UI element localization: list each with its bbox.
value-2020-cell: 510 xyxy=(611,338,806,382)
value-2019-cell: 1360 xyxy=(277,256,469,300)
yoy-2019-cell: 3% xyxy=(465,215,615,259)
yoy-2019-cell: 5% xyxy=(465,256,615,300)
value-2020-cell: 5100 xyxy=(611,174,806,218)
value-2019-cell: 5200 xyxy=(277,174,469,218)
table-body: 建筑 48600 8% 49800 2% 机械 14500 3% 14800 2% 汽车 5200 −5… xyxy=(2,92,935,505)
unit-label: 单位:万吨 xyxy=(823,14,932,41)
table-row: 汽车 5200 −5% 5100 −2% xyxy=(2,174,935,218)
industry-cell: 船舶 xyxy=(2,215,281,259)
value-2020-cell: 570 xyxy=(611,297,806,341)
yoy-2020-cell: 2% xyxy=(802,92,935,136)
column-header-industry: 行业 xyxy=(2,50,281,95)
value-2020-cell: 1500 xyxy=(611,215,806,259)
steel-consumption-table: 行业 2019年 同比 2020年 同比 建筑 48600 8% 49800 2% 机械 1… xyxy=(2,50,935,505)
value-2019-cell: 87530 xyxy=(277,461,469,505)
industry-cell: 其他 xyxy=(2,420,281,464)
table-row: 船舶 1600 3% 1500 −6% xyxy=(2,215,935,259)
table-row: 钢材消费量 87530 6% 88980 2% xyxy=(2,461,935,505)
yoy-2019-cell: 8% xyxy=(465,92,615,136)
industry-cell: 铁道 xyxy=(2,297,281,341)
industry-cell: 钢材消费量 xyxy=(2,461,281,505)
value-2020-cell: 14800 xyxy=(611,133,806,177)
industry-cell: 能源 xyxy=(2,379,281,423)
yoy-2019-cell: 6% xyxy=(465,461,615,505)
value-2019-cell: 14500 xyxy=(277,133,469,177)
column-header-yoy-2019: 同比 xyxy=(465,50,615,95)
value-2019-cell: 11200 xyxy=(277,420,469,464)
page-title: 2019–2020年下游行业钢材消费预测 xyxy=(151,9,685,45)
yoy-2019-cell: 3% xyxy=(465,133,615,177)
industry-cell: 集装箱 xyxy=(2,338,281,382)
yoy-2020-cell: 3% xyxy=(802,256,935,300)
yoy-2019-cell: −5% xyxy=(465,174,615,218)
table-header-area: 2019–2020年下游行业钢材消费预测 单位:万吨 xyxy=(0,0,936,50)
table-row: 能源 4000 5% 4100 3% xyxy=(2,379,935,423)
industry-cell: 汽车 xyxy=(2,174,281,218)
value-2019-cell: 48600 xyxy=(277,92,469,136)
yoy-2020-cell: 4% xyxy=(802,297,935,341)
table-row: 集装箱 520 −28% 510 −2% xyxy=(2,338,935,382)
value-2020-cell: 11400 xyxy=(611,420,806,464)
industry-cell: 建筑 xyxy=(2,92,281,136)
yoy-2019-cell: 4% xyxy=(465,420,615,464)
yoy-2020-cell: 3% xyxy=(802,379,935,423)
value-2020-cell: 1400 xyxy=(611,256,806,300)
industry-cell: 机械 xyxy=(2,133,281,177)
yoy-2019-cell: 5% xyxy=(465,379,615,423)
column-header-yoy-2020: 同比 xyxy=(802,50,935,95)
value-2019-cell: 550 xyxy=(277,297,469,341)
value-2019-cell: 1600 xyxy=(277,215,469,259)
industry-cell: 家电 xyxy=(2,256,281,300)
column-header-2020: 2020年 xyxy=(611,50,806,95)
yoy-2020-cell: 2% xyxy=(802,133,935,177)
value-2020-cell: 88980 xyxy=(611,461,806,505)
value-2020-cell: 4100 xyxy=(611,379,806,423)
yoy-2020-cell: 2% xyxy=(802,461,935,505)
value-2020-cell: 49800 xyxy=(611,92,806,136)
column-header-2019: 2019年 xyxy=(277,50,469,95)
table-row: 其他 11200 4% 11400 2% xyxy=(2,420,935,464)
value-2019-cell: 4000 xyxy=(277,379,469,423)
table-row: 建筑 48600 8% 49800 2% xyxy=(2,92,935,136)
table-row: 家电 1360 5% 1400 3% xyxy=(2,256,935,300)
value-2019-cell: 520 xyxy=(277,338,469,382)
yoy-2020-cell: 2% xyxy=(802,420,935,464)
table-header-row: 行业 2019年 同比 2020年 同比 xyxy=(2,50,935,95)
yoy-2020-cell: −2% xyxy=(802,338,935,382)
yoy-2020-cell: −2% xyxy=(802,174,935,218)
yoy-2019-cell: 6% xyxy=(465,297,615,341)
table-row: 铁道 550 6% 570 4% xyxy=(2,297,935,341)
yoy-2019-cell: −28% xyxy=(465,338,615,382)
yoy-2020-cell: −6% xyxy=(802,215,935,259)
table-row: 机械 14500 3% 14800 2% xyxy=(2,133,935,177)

→ Written problem: Reproduce every line of the item above verbatim, with nothing added, dropped, or changed.

→ Result below:
UI element localization: list each with its bbox.
value-2020-cell: 510 xyxy=(611,338,806,382)
value-2019-cell: 1360 xyxy=(277,256,469,300)
yoy-2019-cell: 3% xyxy=(465,215,615,259)
yoy-2019-cell: 5% xyxy=(465,256,615,300)
value-2020-cell: 5100 xyxy=(611,174,806,218)
value-2019-cell: 5200 xyxy=(277,174,469,218)
table-body: 建筑 48600 8% 49800 2% 机械 14500 3% 14800 2% 汽车 5200 −5… xyxy=(2,92,935,505)
unit-label: 单位:万吨 xyxy=(823,14,932,41)
table-row: 汽车 5200 −5% 5100 −2% xyxy=(2,174,935,218)
industry-cell: 船舶 xyxy=(2,215,281,259)
value-2020-cell: 570 xyxy=(611,297,806,341)
yoy-2020-cell: 2% xyxy=(802,92,935,136)
column-header-industry: 行业 xyxy=(2,50,281,95)
value-2020-cell: 1500 xyxy=(611,215,806,259)
steel-consumption-table: 行业 2019年 同比 2020年 同比 建筑 48600 8% 49800 2% 机械 1… xyxy=(2,50,935,505)
value-2019-cell: 87530 xyxy=(277,461,469,505)
industry-cell: 其他 xyxy=(2,420,281,464)
table-row: 船舶 1600 3% 1500 −6% xyxy=(2,215,935,259)
table-row: 钢材消费量 87530 6% 88980 2% xyxy=(2,461,935,505)
yoy-2019-cell: 8% xyxy=(465,92,615,136)
industry-cell: 铁道 xyxy=(2,297,281,341)
industry-cell: 钢材消费量 xyxy=(2,461,281,505)
value-2020-cell: 14800 xyxy=(611,133,806,177)
industry-cell: 能源 xyxy=(2,379,281,423)
yoy-2019-cell: 6% xyxy=(465,461,615,505)
value-2019-cell: 14500 xyxy=(277,133,469,177)
column-header-yoy-2019: 同比 xyxy=(465,50,615,95)
value-2019-cell: 11200 xyxy=(277,420,469,464)
page-title: 2019–2020年下游行业钢材消费预测 xyxy=(151,9,685,45)
yoy-2019-cell: 3% xyxy=(465,133,615,177)
industry-cell: 集装箱 xyxy=(2,338,281,382)
yoy-2020-cell: 3% xyxy=(802,256,935,300)
yoy-2019-cell: −5% xyxy=(465,174,615,218)
table-header-area: 2019–2020年下游行业钢材消费预测 单位:万吨 xyxy=(0,0,936,50)
table-row: 能源 4000 5% 4100 3% xyxy=(2,379,935,423)
industry-cell: 汽车 xyxy=(2,174,281,218)
value-2019-cell: 48600 xyxy=(277,92,469,136)
yoy-2020-cell: 4% xyxy=(802,297,935,341)
table-row: 集装箱 520 −28% 510 −2% xyxy=(2,338,935,382)
value-2020-cell: 11400 xyxy=(611,420,806,464)
industry-cell: 建筑 xyxy=(2,92,281,136)
yoy-2019-cell: 4% xyxy=(465,420,615,464)
yoy-2020-cell: 3% xyxy=(802,379,935,423)
value-2020-cell: 1400 xyxy=(611,256,806,300)
industry-cell: 机械 xyxy=(2,133,281,177)
yoy-2019-cell: 5% xyxy=(465,379,615,423)
column-header-yoy-2020: 同比 xyxy=(802,50,935,95)
value-2019-cell: 550 xyxy=(277,297,469,341)
value-2019-cell: 1600 xyxy=(277,215,469,259)
industry-cell: 家电 xyxy=(2,256,281,300)
column-header-2020: 2020年 xyxy=(611,50,806,95)
yoy-2020-cell: 2% xyxy=(802,133,935,177)
value-2020-cell: 88980 xyxy=(611,461,806,505)
value-2020-cell: 4100 xyxy=(611,379,806,423)
yoy-2020-cell: 2% xyxy=(802,461,935,505)
value-2020-cell: 49800 xyxy=(611,92,806,136)
column-header-2019: 2019年 xyxy=(277,50,469,95)
table-row: 其他 11200 4% 11400 2% xyxy=(2,420,935,464)
value-2019-cell: 4000 xyxy=(277,379,469,423)
table-row: 建筑 48600 8% 49800 2% xyxy=(2,92,935,136)
table-row: 家电 1360 5% 1400 3% xyxy=(2,256,935,300)
value-2019-cell: 520 xyxy=(277,338,469,382)
yoy-2020-cell: 2% xyxy=(802,420,935,464)
table-header-row: 行业 2019年 同比 2020年 同比 xyxy=(2,50,935,95)
yoy-2020-cell: −2% xyxy=(802,338,935,382)
yoy-2020-cell: −2% xyxy=(802,174,935,218)
yoy-2019-cell: 6% xyxy=(465,297,615,341)
table-row: 铁道 550 6% 570 4% xyxy=(2,297,935,341)
yoy-2019-cell: −28% xyxy=(465,338,615,382)
yoy-2020-cell: −6% xyxy=(802,215,935,259)
table-row: 机械 14500 3% 14800 2% xyxy=(2,133,935,177)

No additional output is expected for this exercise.